Structured figure records
+ + +
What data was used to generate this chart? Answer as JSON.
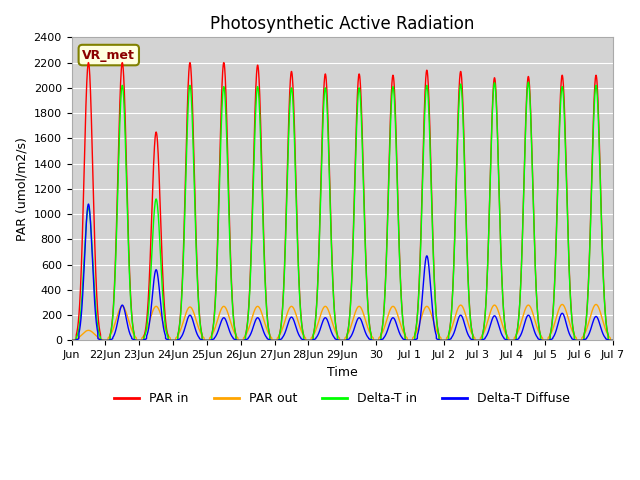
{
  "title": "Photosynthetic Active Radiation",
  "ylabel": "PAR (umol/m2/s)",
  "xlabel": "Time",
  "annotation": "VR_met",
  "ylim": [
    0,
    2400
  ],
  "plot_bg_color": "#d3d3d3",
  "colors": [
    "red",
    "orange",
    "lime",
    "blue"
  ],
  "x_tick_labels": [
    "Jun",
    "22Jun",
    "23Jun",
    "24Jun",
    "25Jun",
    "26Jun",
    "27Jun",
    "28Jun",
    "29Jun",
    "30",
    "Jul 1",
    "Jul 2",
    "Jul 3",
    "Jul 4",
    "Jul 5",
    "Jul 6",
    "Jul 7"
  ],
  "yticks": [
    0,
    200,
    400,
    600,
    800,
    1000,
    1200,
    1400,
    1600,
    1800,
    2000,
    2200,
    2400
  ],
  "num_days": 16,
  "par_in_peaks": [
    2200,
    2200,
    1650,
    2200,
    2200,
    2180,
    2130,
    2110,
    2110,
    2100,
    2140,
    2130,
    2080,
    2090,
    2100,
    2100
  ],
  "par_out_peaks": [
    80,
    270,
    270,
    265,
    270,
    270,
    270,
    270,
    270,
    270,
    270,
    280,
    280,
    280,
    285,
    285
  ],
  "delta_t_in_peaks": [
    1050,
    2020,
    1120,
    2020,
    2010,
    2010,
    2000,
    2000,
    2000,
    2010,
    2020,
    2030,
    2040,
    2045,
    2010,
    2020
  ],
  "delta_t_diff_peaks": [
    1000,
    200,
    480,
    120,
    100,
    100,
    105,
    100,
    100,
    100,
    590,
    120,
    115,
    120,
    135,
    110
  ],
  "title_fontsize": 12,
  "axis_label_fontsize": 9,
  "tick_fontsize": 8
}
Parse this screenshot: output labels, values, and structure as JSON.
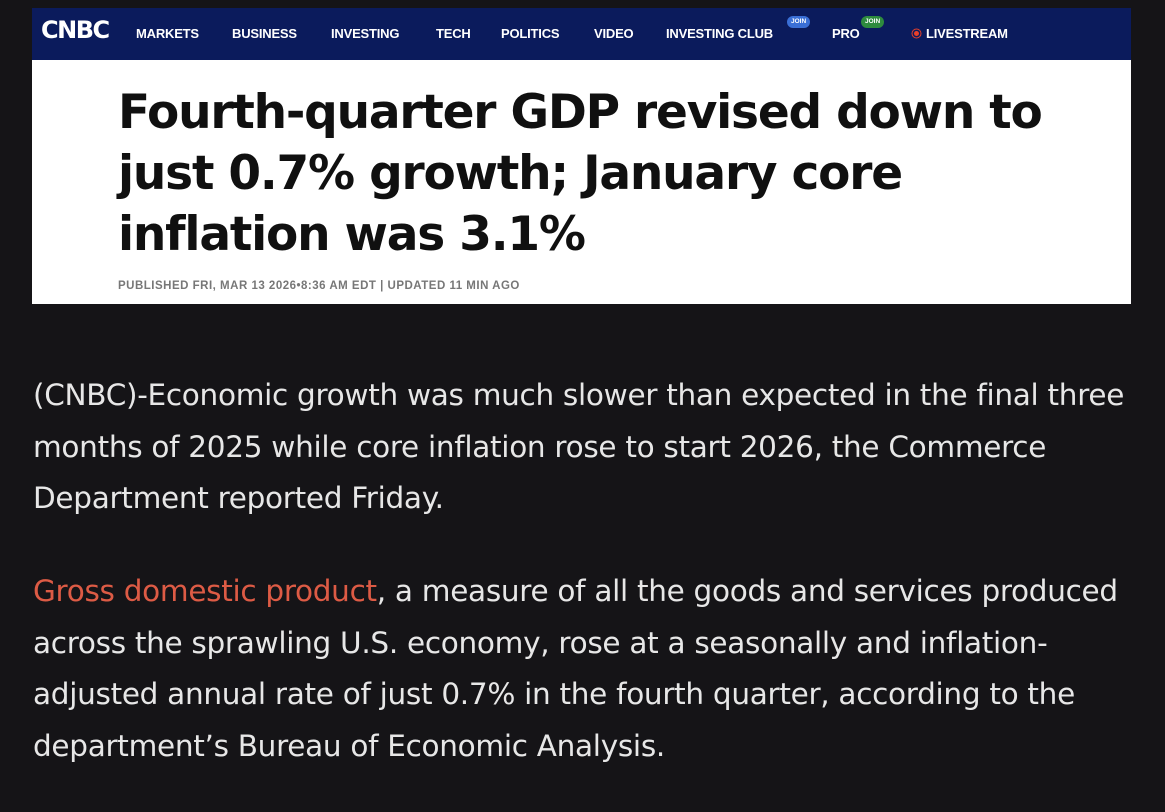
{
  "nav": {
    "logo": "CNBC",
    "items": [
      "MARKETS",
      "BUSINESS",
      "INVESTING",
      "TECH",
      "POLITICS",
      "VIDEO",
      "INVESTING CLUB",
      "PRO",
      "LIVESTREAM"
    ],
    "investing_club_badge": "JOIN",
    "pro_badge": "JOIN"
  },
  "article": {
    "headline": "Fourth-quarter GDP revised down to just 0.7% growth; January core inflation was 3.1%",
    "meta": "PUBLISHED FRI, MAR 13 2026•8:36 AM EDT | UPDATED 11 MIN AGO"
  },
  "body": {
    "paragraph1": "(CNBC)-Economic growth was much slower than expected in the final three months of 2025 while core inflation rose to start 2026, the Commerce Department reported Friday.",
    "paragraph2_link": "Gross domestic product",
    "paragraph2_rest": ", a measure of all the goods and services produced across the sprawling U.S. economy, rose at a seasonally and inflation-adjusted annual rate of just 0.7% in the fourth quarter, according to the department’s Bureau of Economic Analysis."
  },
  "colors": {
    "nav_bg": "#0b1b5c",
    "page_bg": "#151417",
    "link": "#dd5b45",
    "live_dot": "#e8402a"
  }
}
+ + +
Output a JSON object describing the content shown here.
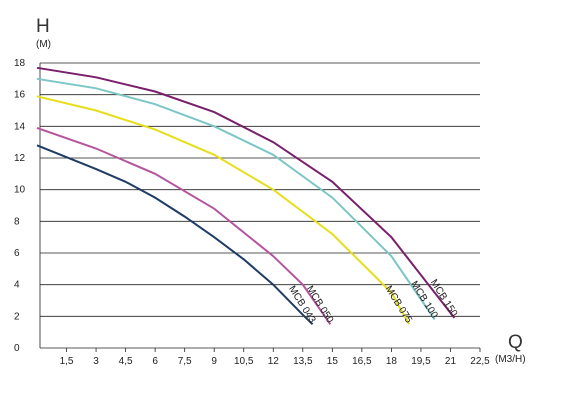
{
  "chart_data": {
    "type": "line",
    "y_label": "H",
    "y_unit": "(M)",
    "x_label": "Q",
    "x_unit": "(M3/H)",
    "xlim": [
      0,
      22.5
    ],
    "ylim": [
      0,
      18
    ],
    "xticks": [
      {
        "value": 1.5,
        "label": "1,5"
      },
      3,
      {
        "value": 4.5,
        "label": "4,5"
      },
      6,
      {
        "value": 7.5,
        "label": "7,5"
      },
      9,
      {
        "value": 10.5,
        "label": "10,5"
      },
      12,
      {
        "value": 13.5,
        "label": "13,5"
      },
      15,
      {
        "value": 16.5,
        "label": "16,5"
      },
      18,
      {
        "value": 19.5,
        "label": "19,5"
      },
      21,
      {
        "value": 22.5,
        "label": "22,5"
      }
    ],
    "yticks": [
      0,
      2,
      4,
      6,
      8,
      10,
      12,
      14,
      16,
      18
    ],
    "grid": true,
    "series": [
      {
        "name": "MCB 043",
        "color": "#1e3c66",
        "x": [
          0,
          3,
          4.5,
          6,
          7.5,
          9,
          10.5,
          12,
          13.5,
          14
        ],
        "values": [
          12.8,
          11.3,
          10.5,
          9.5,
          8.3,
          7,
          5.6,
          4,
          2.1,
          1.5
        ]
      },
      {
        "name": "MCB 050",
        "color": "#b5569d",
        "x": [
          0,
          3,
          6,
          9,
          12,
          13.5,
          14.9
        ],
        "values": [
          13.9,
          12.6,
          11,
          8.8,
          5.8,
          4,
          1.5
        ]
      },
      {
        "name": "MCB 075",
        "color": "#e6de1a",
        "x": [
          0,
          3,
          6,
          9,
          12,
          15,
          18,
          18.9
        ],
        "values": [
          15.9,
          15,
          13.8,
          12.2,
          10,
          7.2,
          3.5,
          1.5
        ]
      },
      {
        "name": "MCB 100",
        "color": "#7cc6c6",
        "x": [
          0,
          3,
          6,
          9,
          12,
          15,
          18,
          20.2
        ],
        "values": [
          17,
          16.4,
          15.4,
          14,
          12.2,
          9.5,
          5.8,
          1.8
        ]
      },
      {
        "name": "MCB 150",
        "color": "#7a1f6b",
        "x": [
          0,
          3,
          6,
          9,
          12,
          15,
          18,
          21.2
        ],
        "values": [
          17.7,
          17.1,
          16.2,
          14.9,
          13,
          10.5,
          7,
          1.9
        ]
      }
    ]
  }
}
+ + +
Pull out every line of the records above that contains the word "core".

Answer below>
    "headline": "Fourth-quarter GDP revised down to just 0.7% growth; January core inflation was 3.1%",
    "paragraph1": "(CNBC)-Economic growth was much slower than expected in the final three months of 2025 while core inflation rose to start 2026, the Commerce Department reported Friday.",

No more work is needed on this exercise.